╭─ DATA
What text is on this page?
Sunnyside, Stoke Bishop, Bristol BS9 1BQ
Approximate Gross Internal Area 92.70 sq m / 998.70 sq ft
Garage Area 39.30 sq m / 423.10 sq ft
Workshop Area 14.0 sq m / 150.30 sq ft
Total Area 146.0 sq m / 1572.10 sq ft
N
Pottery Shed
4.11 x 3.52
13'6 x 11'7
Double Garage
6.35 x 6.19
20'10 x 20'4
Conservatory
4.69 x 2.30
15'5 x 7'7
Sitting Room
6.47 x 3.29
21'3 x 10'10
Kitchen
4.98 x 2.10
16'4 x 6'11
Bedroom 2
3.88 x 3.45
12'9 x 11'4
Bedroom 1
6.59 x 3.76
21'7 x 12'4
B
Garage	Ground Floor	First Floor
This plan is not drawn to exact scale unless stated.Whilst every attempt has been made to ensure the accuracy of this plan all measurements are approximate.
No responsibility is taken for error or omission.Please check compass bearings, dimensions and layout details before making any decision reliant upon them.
╰─
Count the lines of the material that include the word "Garage", then state only the total.

> CORRECT RESPONSE:
3